PROBLEM DESCRIPTION: Restate the listing below word for word, omitting any images.
** start of DATA FOR THE TASK **
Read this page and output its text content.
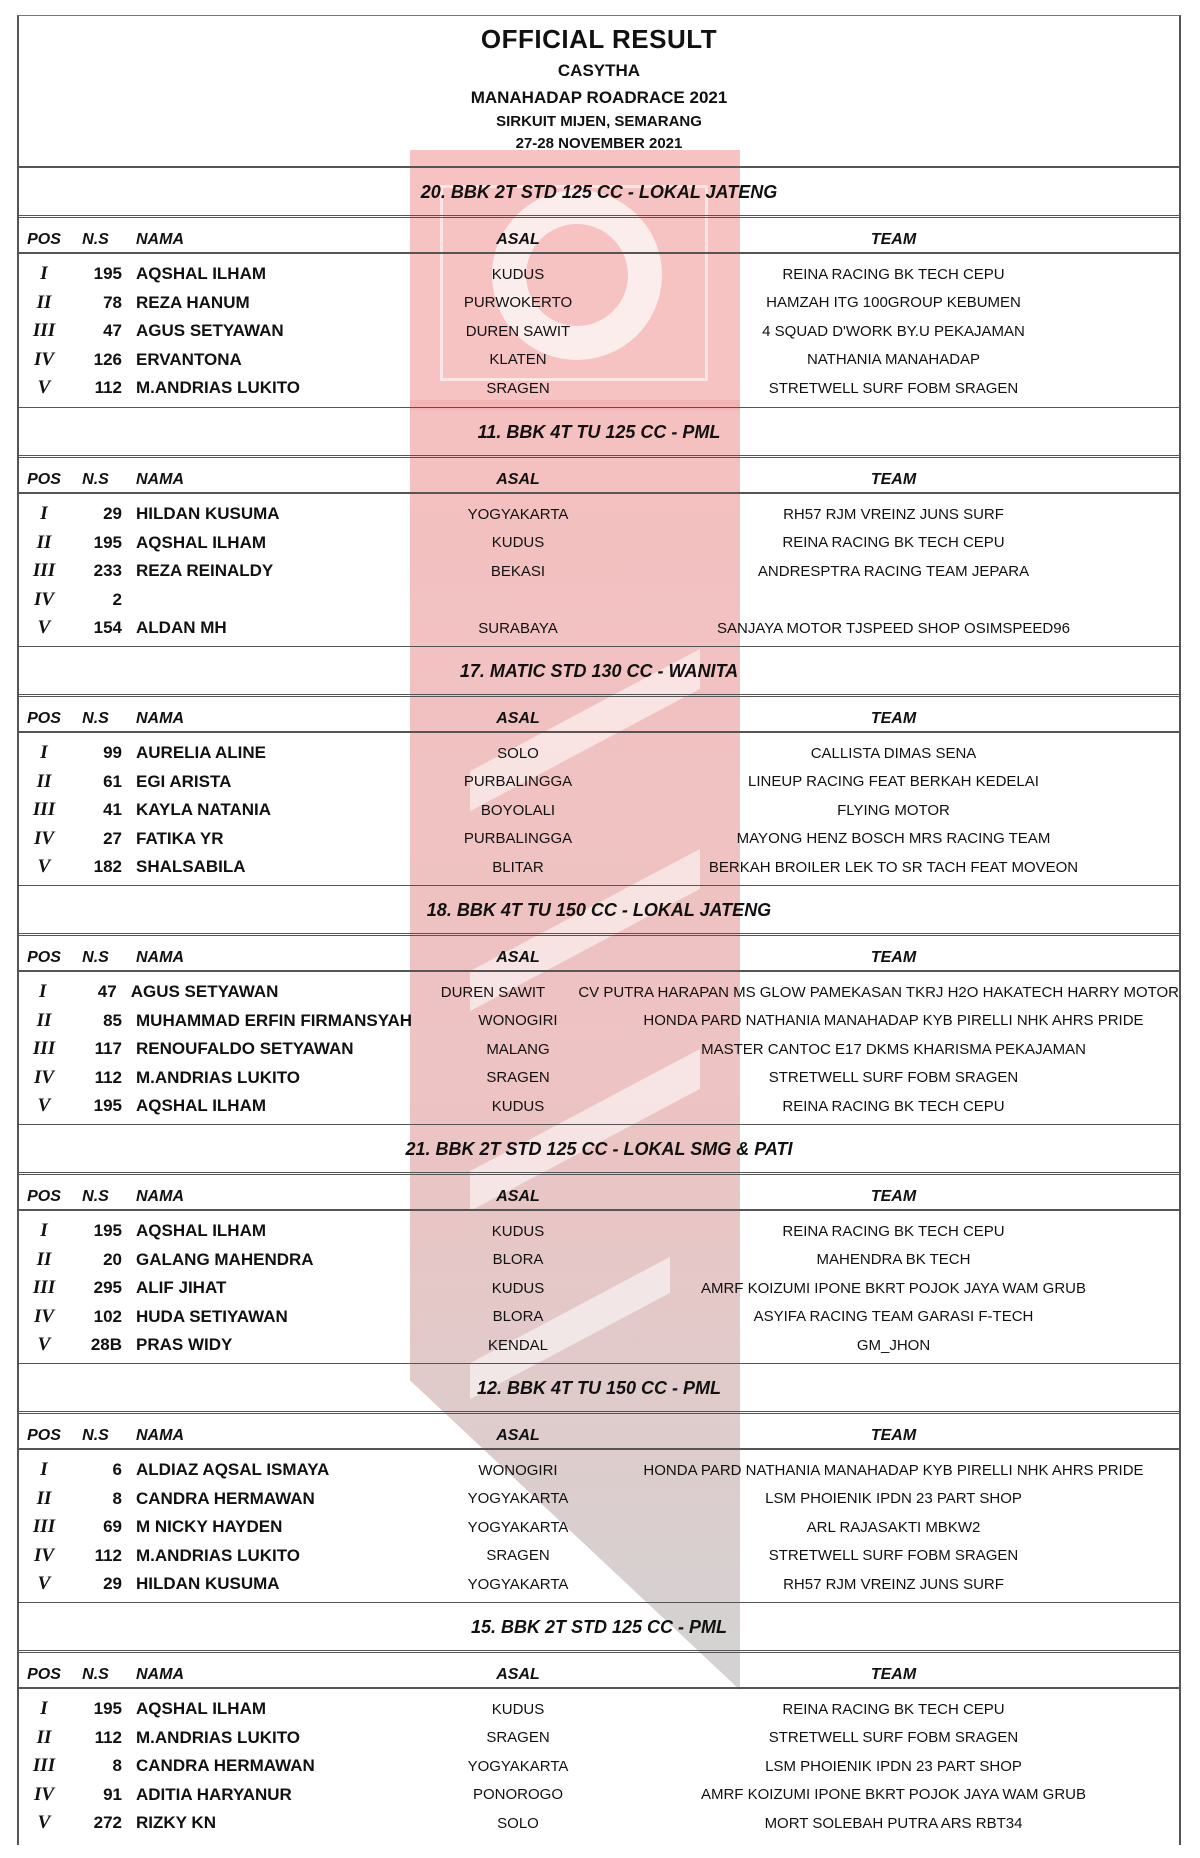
OFFICIAL RESULT
CASYTHA
MANAHADAP ROADRACE 2021
SIRKUIT MIJEN, SEMARANG
27-28 NOVEMBER 2021
20. BBK 2T STD 125 CC - LOKAL JATENG
POS	N.S	NAMA	ASAL	TEAM
I	195 AQSHAL ILHAM	KUDUS	REINA RACING BK TECH CEPU
II	78 REZA HANUM	PURWOKERTO	HAMZAH ITG 100GROUP KEBUMEN
III	47 AGUS SETYAWAN	DUREN SAWIT	4 SQUAD D'WORK BY.U PEKAJAMAN
IV	126 ERVANTONA	KLATEN	NATHANIA MANAHADAP
V	112 M.ANDRIAS LUKITO	SRAGEN	STRETWELL SURF FOBM SRAGEN
11. BBK 4T TU 125 CC - PML
POS	N.S	NAMA	ASAL	TEAM
I	29 HILDAN KUSUMA	YOGYAKARTA	RH57 RJM VREINZ JUNS SURF
II	195 AQSHAL ILHAM	KUDUS	REINA RACING BK TECH CEPU
III	233 REZA REINALDY	BEKASI	ANDRESPTRA RACING TEAM JEPARA
IV	2
V	154 ALDAN MH	SURABAYA	SANJAYA MOTOR TJSPEED SHOP OSIMSPEED96
17. MATIC STD 130 CC - WANITA
POS	N.S	NAMA	ASAL	TEAM
I	99 AURELIA ALINE	SOLO	CALLISTA DIMAS SENA
II	61 EGI ARISTA	PURBALINGGA	LINEUP RACING FEAT BERKAH KEDELAI
III	41 KAYLA NATANIA	BOYOLALI	FLYING MOTOR
IV	27 FATIKA YR	PURBALINGGA	MAYONG HENZ BOSCH MRS RACING TEAM
V	182 SHALSABILA	BLITAR	BERKAH BROILER LEK TO SR TACH FEAT MOVEON
18. BBK 4T TU 150 CC - LOKAL JATENG
POS	N.S	NAMA	ASAL	TEAM
I	47 AGUS SETYAWAN	DUREN SAWIT	CV PUTRA HARAPAN MS GLOW PAMEKASAN TKRJ H2O HAKATECH HARRY MOTOR
II	85 MUHAMMAD ERFIN FIRMANSYAH	WONOGIRI	HONDA PARD NATHANIA MANAHADAP KYB PIRELLI NHK AHRS PRIDE
III	117 RENOUFALDO SETYAWAN	MALANG	MASTER CANTOC E17 DKMS KHARISMA PEKAJAMAN
IV	112 M.ANDRIAS LUKITO	SRAGEN	STRETWELL SURF FOBM SRAGEN
V	195 AQSHAL ILHAM	KUDUS	REINA RACING BK TECH CEPU
21. BBK 2T STD 125 CC - LOKAL SMG & PATI
POS	N.S	NAMA	ASAL	TEAM
I	195 AQSHAL ILHAM	KUDUS	REINA RACING BK TECH CEPU
II	20 GALANG MAHENDRA	BLORA	MAHENDRA BK TECH
III	295 ALIF JIHAT	KUDUS	AMRF KOIZUMI IPONE BKRT POJOK JAYA WAM GRUB
IV	102 HUDA SETIYAWAN	BLORA	ASYIFA RACING TEAM GARASI F-TECH
V	28B PRAS WIDY	KENDAL	GM_JHON
12. BBK 4T TU 150 CC - PML
POS	N.S	NAMA	ASAL	TEAM
I	6 ALDIAZ AQSAL ISMAYA	WONOGIRI	HONDA PARD NATHANIA MANAHADAP KYB PIRELLI NHK AHRS PRIDE
II	8 CANDRA HERMAWAN	YOGYAKARTA	LSM PHOIENIK IPDN 23 PART SHOP
III	69 M NICKY HAYDEN	YOGYAKARTA	ARL RAJASAKTI MBKW2
IV	112 M.ANDRIAS LUKITO	SRAGEN	STRETWELL SURF FOBM SRAGEN
V	29 HILDAN KUSUMA	YOGYAKARTA	RH57 RJM VREINZ JUNS SURF
15. BBK 2T STD 125 CC - PML
POS	N.S	NAMA	ASAL	TEAM
I	195 AQSHAL ILHAM	KUDUS	REINA RACING BK TECH CEPU
II	112 M.ANDRIAS LUKITO	SRAGEN	STRETWELL SURF FOBM SRAGEN
III	8 CANDRA HERMAWAN	YOGYAKARTA	LSM PHOIENIK IPDN 23 PART SHOP
IV	91 ADITIA HARYANUR	PONOROGO	AMRF KOIZUMI IPONE BKRT POJOK JAYA WAM GRUB
V	272 RIZKY KN	SOLO	MORT SOLEBAH PUTRA ARS RBT34
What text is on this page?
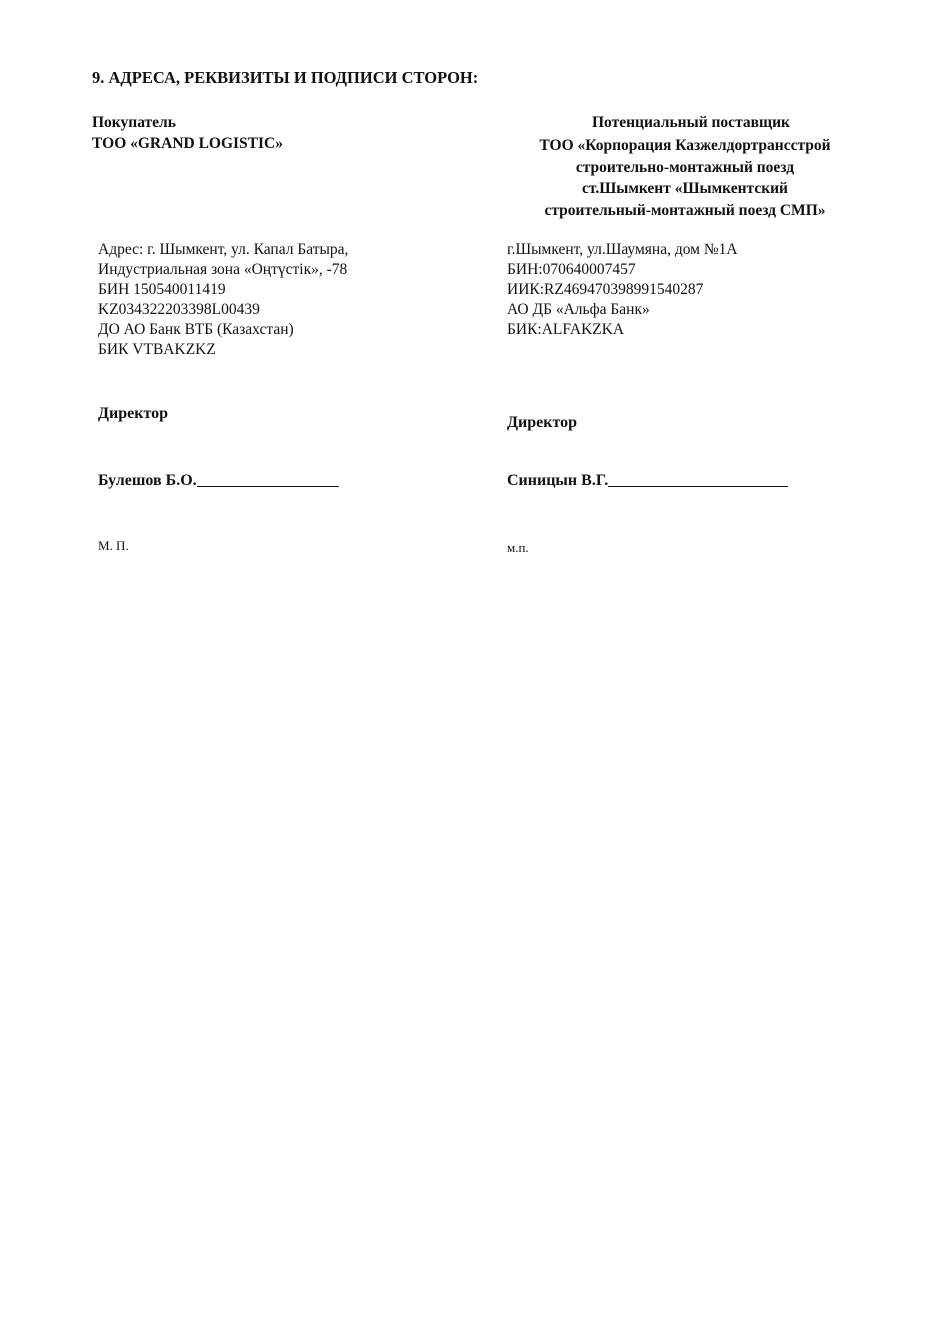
9. АДРЕСА, РЕКВИЗИТЫ И ПОДПИСИ СТОРОН:
Покупатель
ТОО «GRAND LOGISTIC»
Адрес: г. Шымкент, ул. Капал Батыра,
Индустриальная зона «Оңтүстік», -78
БИН 150540011419
KZ034322203398L00439
ДО АО Банк ВТБ (Казахстан)
БИК VTBAKZKZ
Директор
Булешов Б.О.
М. П.
Потенциальный поставщик
ТОО «Корпорация Казжелдортрансстрой
строительно-монтажный поезд
ст.Шымкент «Шымкентский
строительный-монтажный поезд СМП»
г.Шымкент, ул.Шаумяна, дом №1А
БИН:070640007457
ИИК:RZ469470398991540287
АО ДБ «Альфа Банк»
БИК:ALFAKZKA
Директор
Синицын В.Г.
м.п.
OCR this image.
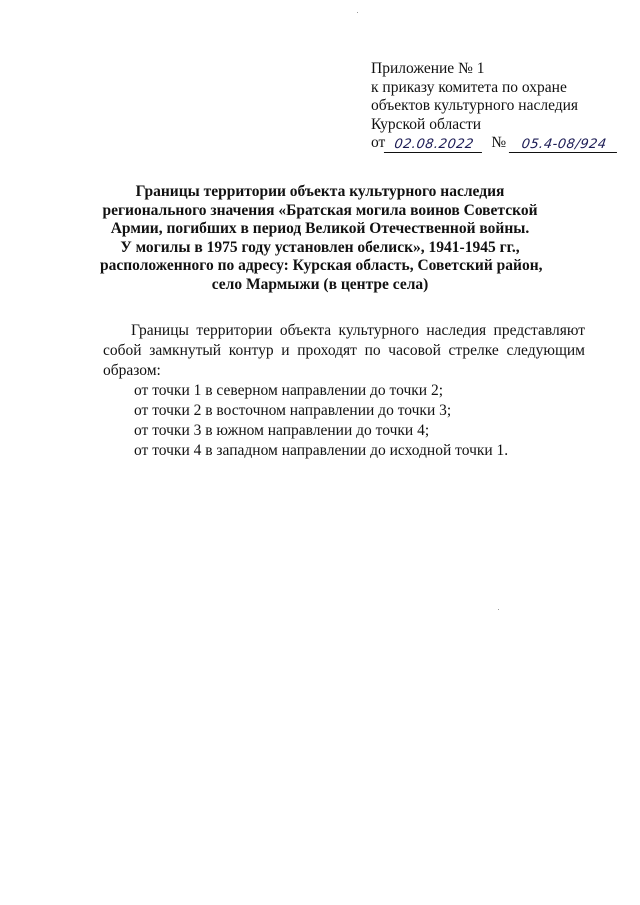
Приложение № 1
к приказу комитета по охране
объектов культурного наследия
Курской области
от 02.08.2022	№	05.4-08/924
Границы территории объекта культурного наследия
регионального значения «Братская могила воинов Советской
Армии, погибших в период Великой Отечественной войны.
У могилы в 1975 году установлен обелиск», 1941-1945 гг.,
расположенного по адресу: Курская область, Советский район,
село Мармыжи (в центре села)
Границы территории объекта культурного наследия представляют
собой замкнутый контур и проходят по часовой стрелке следующим
образом:
от точки 1 в северном направлении до точки 2;
от точки 2 в восточном направлении до точки 3;
от точки 3 в южном направлении до точки 4;
от точки 4 в западном направлении до исходной точки 1.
** end of DATA FOR THE TASK **
TASK SOLUTION:
Read this page and output its text content.
OFFICIAL RESULT
CASYTHA
MANAHADAP ROADRACE 2021
SIRKUIT MIJEN, SEMARANG
27-28 NOVEMBER 2021
20. BBK 2T STD 125 CC - LOKAL JATENG
POS	N.S	NAMA	ASAL	TEAM
I	195 AQSHAL ILHAM	KUDUS	REINA RACING BK TECH CEPU
II	78 REZA HANUM	PURWOKERTO	HAMZAH ITG 100GROUP KEBUMEN
III	47 AGUS SETYAWAN	DUREN SAWIT	4 SQUAD D'WORK BY.U PEKAJAMAN
IV	126 ERVANTONA	KLATEN	NATHANIA MANAHADAP
V	112 M.ANDRIAS LUKITO	SRAGEN	STRETWELL SURF FOBM SRAGEN
11. BBK 4T TU 125 CC - PML
POS	N.S	NAMA	ASAL	TEAM
I	29 HILDAN KUSUMA	YOGYAKARTA	RH57 RJM VREINZ JUNS SURF
II	195 AQSHAL ILHAM	KUDUS	REINA RACING BK TECH CEPU
III	233 REZA REINALDY	BEKASI	ANDRESPTRA RACING TEAM JEPARA
IV	2
V	154 ALDAN MH	SURABAYA	SANJAYA MOTOR TJSPEED SHOP OSIMSPEED96
17. MATIC STD 130 CC - WANITA
POS	N.S	NAMA	ASAL	TEAM
I	99 AURELIA ALINE	SOLO	CALLISTA DIMAS SENA
II	61 EGI ARISTA	PURBALINGGA	LINEUP RACING FEAT BERKAH KEDELAI
III	41 KAYLA NATANIA	BOYOLALI	FLYING MOTOR
IV	27 FATIKA YR	PURBALINGGA	MAYONG HENZ BOSCH MRS RACING TEAM
V	182 SHALSABILA	BLITAR	BERKAH BROILER LEK TO SR TACH FEAT MOVEON
18. BBK 4T TU 150 CC - LOKAL JATENG
POS	N.S	NAMA	ASAL	TEAM
I	47 AGUS SETYAWAN	DUREN SAWIT	CV PUTRA HARAPAN MS GLOW PAMEKASAN TKRJ H2O HAKATECH HARRY MOTOR
II	85 MUHAMMAD ERFIN FIRMANSYAH	WONOGIRI	HONDA PARD NATHANIA MANAHADAP KYB PIRELLI NHK AHRS PRIDE
III	117 RENOUFALDO SETYAWAN	MALANG	MASTER CANTOC E17 DKMS KHARISMA PEKAJAMAN
IV	112 M.ANDRIAS LUKITO	SRAGEN	STRETWELL SURF FOBM SRAGEN
V	195 AQSHAL ILHAM	KUDUS	REINA RACING BK TECH CEPU
21. BBK 2T STD 125 CC - LOKAL SMG & PATI
POS	N.S	NAMA	ASAL	TEAM
I	195 AQSHAL ILHAM	KUDUS	REINA RACING BK TECH CEPU
II	20 GALANG MAHENDRA	BLORA	MAHENDRA BK TECH
III	295 ALIF JIHAT	KUDUS	AMRF KOIZUMI IPONE BKRT POJOK JAYA WAM GRUB
IV	102 HUDA SETIYAWAN	BLORA	ASYIFA RACING TEAM GARASI F-TECH
V	28B PRAS WIDY	KENDAL	GM_JHON
12. BBK 4T TU 150 CC - PML
POS	N.S	NAMA	ASAL	TEAM
I	6 ALDIAZ AQSAL ISMAYA	WONOGIRI	HONDA PARD NATHANIA MANAHADAP KYB PIRELLI NHK AHRS PRIDE
II	8 CANDRA HERMAWAN	YOGYAKARTA	LSM PHOIENIK IPDN 23 PART SHOP
III	69 M NICKY HAYDEN	YOGYAKARTA	ARL RAJASAKTI MBKW2
IV	112 M.ANDRIAS LUKITO	SRAGEN	STRETWELL SURF FOBM SRAGEN
V	29 HILDAN KUSUMA	YOGYAKARTA	RH57 RJM VREINZ JUNS SURF
15. BBK 2T STD 125 CC - PML
POS	N.S	NAMA	ASAL	TEAM
I	195 AQSHAL ILHAM	KUDUS	REINA RACING BK TECH CEPU
II	112 M.ANDRIAS LUKITO	SRAGEN	STRETWELL SURF FOBM SRAGEN
III	8 CANDRA HERMAWAN	YOGYAKARTA	LSM PHOIENIK IPDN 23 PART SHOP
IV	91 ADITIA HARYANUR	PONOROGO	AMRF KOIZUMI IPONE BKRT POJOK JAYA WAM GRUB
V	272 RIZKY KN	SOLO	MORT SOLEBAH PUTRA ARS RBT34
What text is on this page?
9. АДРЕСА, РЕКВИЗИТЫ И ПОДПИСИ СТОРОН:
Покупатель
ТОО «GRAND LOGISTIC»
Адрес: г. Шымкент, ул. Капал Батыра,
Индустриальная зона «Оңтүстік», -78
БИН 150540011419
KZ034322203398L00439
ДО АО Банк ВТБ (Казахстан)
БИК VTBAKZKZ
Директор
Булешов Б.О.
М. П.
Потенциальный поставщик
ТОО «Корпорация Казжелдортрансстрой
строительно-монтажный поезд
ст.Шымкент «Шымкентский
строительный-монтажный поезд СМП»
г.Шымкент, ул.Шаумяна, дом №1А
БИН:070640007457
ИИК:RZ469470398991540287
АО ДБ «Альфа Банк»
БИК:ALFAKZKA
Директор
Синицын В.Г.
м.п.
OCR this image.
Приложение № 1
к приказу комитета по охране
объектов культурного наследия
Курской области
от 02.08.2022	№	05.4-08/924
Границы территории объекта культурного наследия
регионального значения «Братская могила воинов Советской
Армии, погибших в период Великой Отечественной войны.
У могилы в 1975 году установлен обелиск», 1941-1945 гг.,
расположенного по адресу: Курская область, Советский район,
село Мармыжи (в центре села)
Границы территории объекта культурного наследия представляют
собой замкнутый контур и проходят по часовой стрелке следующим
образом:
от точки 1 в северном направлении до точки 2;
от точки 2 в восточном направлении до точки 3;
от точки 3 в южном направлении до точки 4;
от точки 4 в западном направлении до исходной точки 1.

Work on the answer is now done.